• _Data listing_:
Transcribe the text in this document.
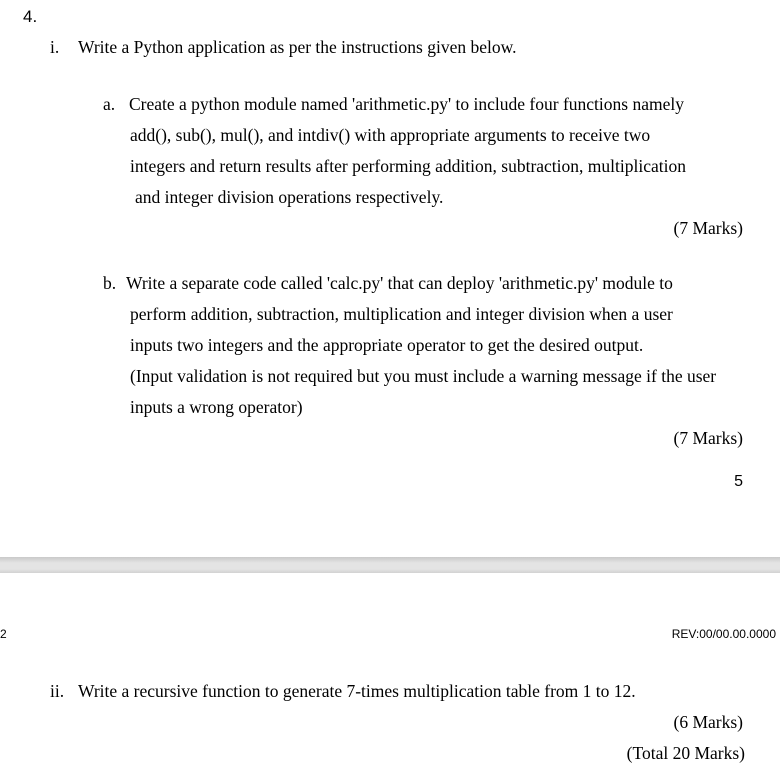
4.
i. Write a Python application as per the instructions given below.
a. Create a python module named 'arithmetic.py' to include four functions namely
add(), sub(), mul(), and intdiv() with appropriate arguments to receive two
integers and return results after performing addition, subtraction, multiplication
and integer division operations respectively.
(7 Marks)
b. Write a separate code called 'calc.py' that can deploy 'arithmetic.py' module to
perform addition, subtraction, multiplication and integer division when a user
inputs two integers and the appropriate operator to get the desired output.
(Input validation is not required but you must include a warning message if the user
inputs a wrong operator)
(7 Marks)
5
2	REV:00/00.00.0000
ii. Write a recursive function to generate 7-times multiplication table from 1 to 12.
(6 Marks)
(Total 20 Marks)
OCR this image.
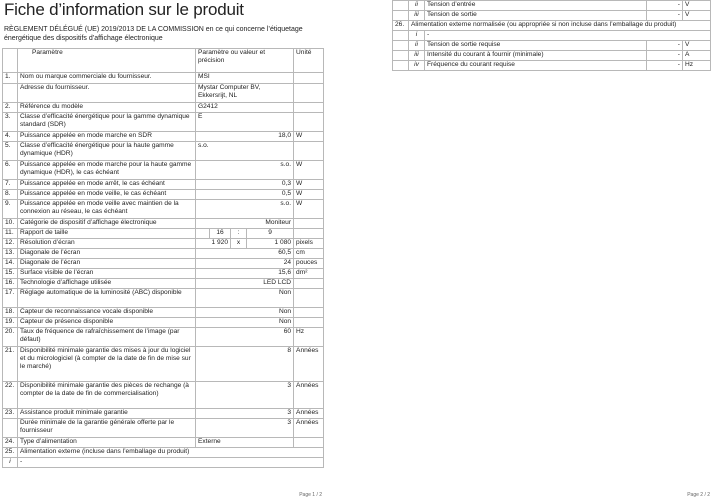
Fiche d’information sur le produit

RÈGLEMENT DÉLÉGUÉ (UE) 2019/2013 DE LA COMMISSION en ce qui concerne l’étiquetage énergétique des dispositifs d’affichage électronique

	Paramètre	Paramètre ou valeur et précision				Unité
1.	Nom ou marque commerciale du fournisseur.	MSI				
	Adresse du fournisseur.	Mystar Computer BV, Ekkersrijt, NL				
2.	Référence du modèle	G2412				
3.	Classe d’efficacité énergétique pour la gamme dynamique standard (SDR)	E				
4.	Puissance appelée en mode marche en SDR	18,0				W
5.	Classe d’efficacité énergétique pour la haute gamme dynamique (HDR)	s.o.				
6.	Puissance appelée en mode marche pour la haute gamme dynamique (HDR), le cas échéant	s.o.				W
7.	Puissance appelée en mode arrêt, le cas échéant	0,3				W
8.	Puissance appelée en mode veille, le cas échéant	0,5				W
9.	Puissance appelée en mode veille avec maintien de la connexion au réseau, le cas échéant	s.o.				W
10.	Catégorie de dispositif d’affichage électronique	Moniteur				
11.	Rapport de taille		16	:	9	
12.	Résolution d’écran	1 920		x	1 080	pixels
13.	Diagonale de l’écran	60,5				cm
14.	Diagonale de l’écran	24				pouces
15.	Surface visible de l’écran	15,6				dm²
16.	Technologie d’affichage utilisée	LED LCD				
17.	Réglage automatique de la luminosité (ABC) disponible	Non				
18.	Capteur de reconnaissance vocale disponible	Non				
19.	Capteur de présence disponible	Non				
20.	Taux de fréquence de rafraîchissement de l’image (par défaut)	60				Hz
21.	Disponibilité minimale garantie des mises à jour du logiciel et du micrologiciel (à compter de la date de fin de mise sur le marché)	8				Années
22.	Disponibilité minimale garantie des pièces de rechange (à compter de la date de fin de commercialisation)	3				Années
23.	Assistance produit minimale garantie	3				Années
	Durée minimale de la garantie générale offerte par le fournisseur	3				Années
24.	Type d’alimentation	Externe				
25.	Alimentation externe (incluse dans l’emballage du produit)					
i	-					
Page 1 / 2
	ii	Tension d’entrée	-	V
	iii	Tension de sortie	-	V
26.	Alimentation externe normalisée (ou appropriée si non incluse dans l’emballage du produit)			
	i	-		
	ii	Tension de sortie requise	-	V
	iii	Intensité du courant à fournir (minimale)	-	A
	iv	Fréquence du courant requise	-	Hz
Page 2 / 2
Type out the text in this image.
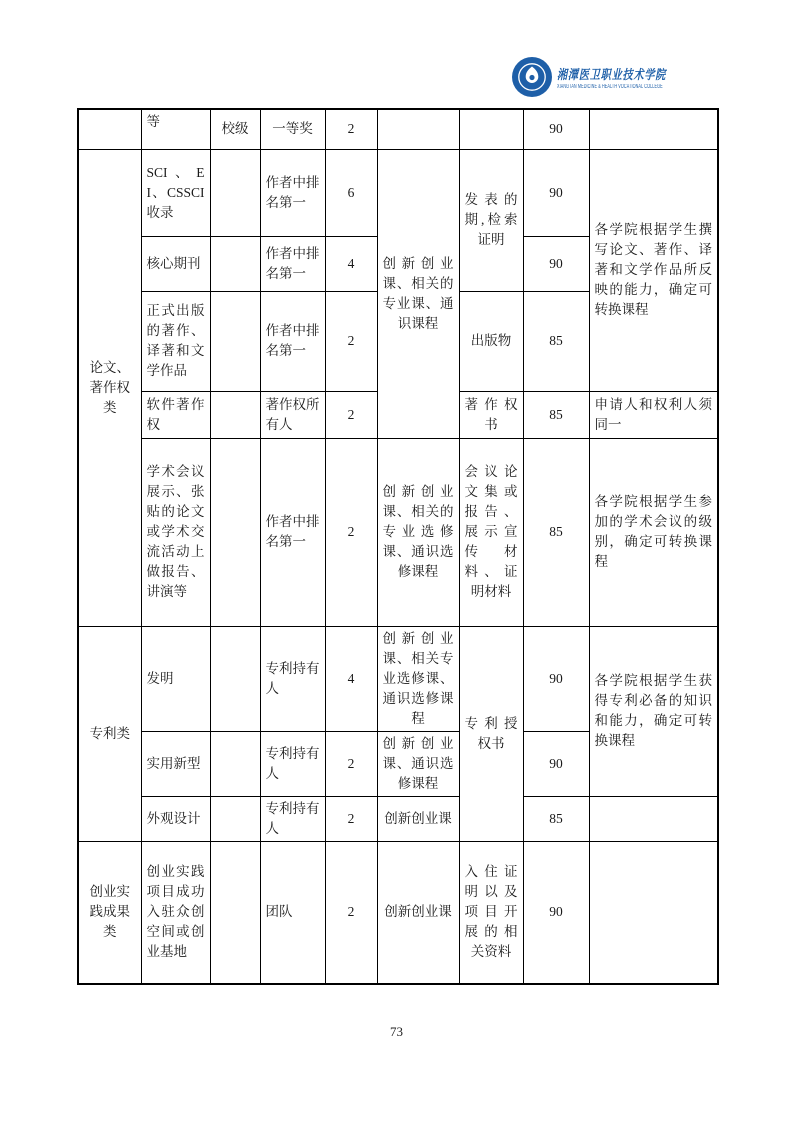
湘潭医卫职业技术学院
XIANGTAN MEDICINE & HEALTH VOCATIONAL COLLEGE
	等	校级	一等奖	2			90	
论文、著作权类	SCI、EI、CSSCI收录		作者中排名第一	6	创新创业课、相关的专业课、通识课程	发表的期,检索证明	90	各学院根据学生撰写论文、著作、译著和文学作品所反映的能力，确定可转换课程
	核心期刊		作者中排名第一	4			90	
	正式出版的著作、译著和文学作品		作者中排名第一	2		出版物	85	
	软件著作权		著作权所有人	2		著作权书	85	申请人和权利人须同一
	学术会议展示、张贴的论文或学术交流活动上做报告、讲演等		作者中排名第一	2	创新创业课、相关的专业选修课、通识选修课程	会议论文集或报告、展示宣传材料、证明材料	85	各学院根据学生参加的学术会议的级别，确定可转换课程
专利类	发明		专利持有人	4	创新创业课、相关专业选修课、通识选修课程	专利授权书	90	各学院根据学生获得专利必备的知识和能力，确定可转换课程
	实用新型		专利持有人	2	创新创业课、通识选修课程		90	
	外观设计		专利持有人	2	创新创业课		85	
创业实践成果类	创业实践项目成功入驻众创空间或创业基地		团队	2	创新创业课	入住证明以及项目开展的相关资料	90	
73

• _What this task involves_:
Copy each line exactly, and leave the pictures out of your copy.

• _Right answer_:
Transcribe the text in this document.
4.
i. Write a Python application as per the instructions given below.
a. Create a python module named 'arithmetic.py' to include four functions namely
add(), sub(), mul(), and intdiv() with appropriate arguments to receive two
integers and return results after performing addition, subtraction, multiplication
and integer division operations respectively.
(7 Marks)
b. Write a separate code called 'calc.py' that can deploy 'arithmetic.py' module to
perform addition, subtraction, multiplication and integer division when a user
inputs two integers and the appropriate operator to get the desired output.
(Input validation is not required but you must include a warning message if the user
inputs a wrong operator)
(7 Marks)
5
2	REV:00/00.00.0000
ii. Write a recursive function to generate 7-times multiplication table from 1 to 12.
(6 Marks)
(Total 20 Marks)
OCR this image.
Fiche d’information sur le produit

RÈGLEMENT DÉLÉGUÉ (UE) 2019/2013 DE LA COMMISSION en ce qui concerne l’étiquetage énergétique des dispositifs d’affichage électronique

	Paramètre	Paramètre ou valeur et précision				Unité
1.	Nom ou marque commerciale du fournisseur.	MSI				
	Adresse du fournisseur.	Mystar Computer BV, Ekkersrijt, NL				
2.	Référence du modèle	G2412				
3.	Classe d’efficacité énergétique pour la gamme dynamique standard (SDR)	E				
4.	Puissance appelée en mode marche en SDR	18,0				W
5.	Classe d’efficacité énergétique pour la haute gamme dynamique (HDR)	s.o.				
6.	Puissance appelée en mode marche pour la haute gamme dynamique (HDR), le cas échéant	s.o.				W
7.	Puissance appelée en mode arrêt, le cas échéant	0,3				W
8.	Puissance appelée en mode veille, le cas échéant	0,5				W
9.	Puissance appelée en mode veille avec maintien de la connexion au réseau, le cas échéant	s.o.				W
10.	Catégorie de dispositif d’affichage électronique	Moniteur				
11.	Rapport de taille		16	:	9	
12.	Résolution d’écran	1 920		x	1 080	pixels
13.	Diagonale de l’écran	60,5				cm
14.	Diagonale de l’écran	24				pouces
15.	Surface visible de l’écran	15,6				dm²
16.	Technologie d’affichage utilisée	LED LCD				
17.	Réglage automatique de la luminosité (ABC) disponible	Non				
18.	Capteur de reconnaissance vocale disponible	Non				
19.	Capteur de présence disponible	Non				
20.	Taux de fréquence de rafraîchissement de l’image (par défaut)	60				Hz
21.	Disponibilité minimale garantie des mises à jour du logiciel et du micrologiciel (à compter de la date de fin de mise sur le marché)	8				Années
22.	Disponibilité minimale garantie des pièces de rechange (à compter de la date de fin de commercialisation)	3				Années
23.	Assistance produit minimale garantie	3				Années
	Durée minimale de la garantie générale offerte par le fournisseur	3				Années
24.	Type d’alimentation	Externe				
25.	Alimentation externe (incluse dans l’emballage du produit)					
i	-					
Page 1 / 2
	ii	Tension d’entrée	-	V
	iii	Tension de sortie	-	V
26.	Alimentation externe normalisée (ou appropriée si non incluse dans l’emballage du produit)			
	i	-		
	ii	Tension de sortie requise	-	V
	iii	Intensité du courant à fournir (minimale)	-	A
	iv	Fréquence du courant requise	-	Hz
Page 2 / 2
Type out the text in this image.
湘潭医卫职业技术学院
XIANGTAN MEDICINE & HEALTH VOCATIONAL COLLEGE
	等	校级	一等奖	2			90	
论文、著作权类	SCI、EI、CSSCI收录		作者中排名第一	6	创新创业课、相关的专业课、通识课程	发表的期,检索证明	90	各学院根据学生撰写论文、著作、译著和文学作品所反映的能力，确定可转换课程
	核心期刊		作者中排名第一	4			90	
	正式出版的著作、译著和文学作品		作者中排名第一	2		出版物	85	
	软件著作权		著作权所有人	2		著作权书	85	申请人和权利人须同一
	学术会议展示、张贴的论文或学术交流活动上做报告、讲演等		作者中排名第一	2	创新创业课、相关的专业选修课、通识选修课程	会议论文集或报告、展示宣传材料、证明材料	85	各学院根据学生参加的学术会议的级别，确定可转换课程
专利类	发明		专利持有人	4	创新创业课、相关专业选修课、通识选修课程	专利授权书	90	各学院根据学生获得专利必备的知识和能力，确定可转换课程
	实用新型		专利持有人	2	创新创业课、通识选修课程		90	
	外观设计		专利持有人	2	创新创业课		85	
创业实践成果类	创业实践项目成功入驻众创空间或创业基地		团队	2	创新创业课	入住证明以及项目开展的相关资料	90	
73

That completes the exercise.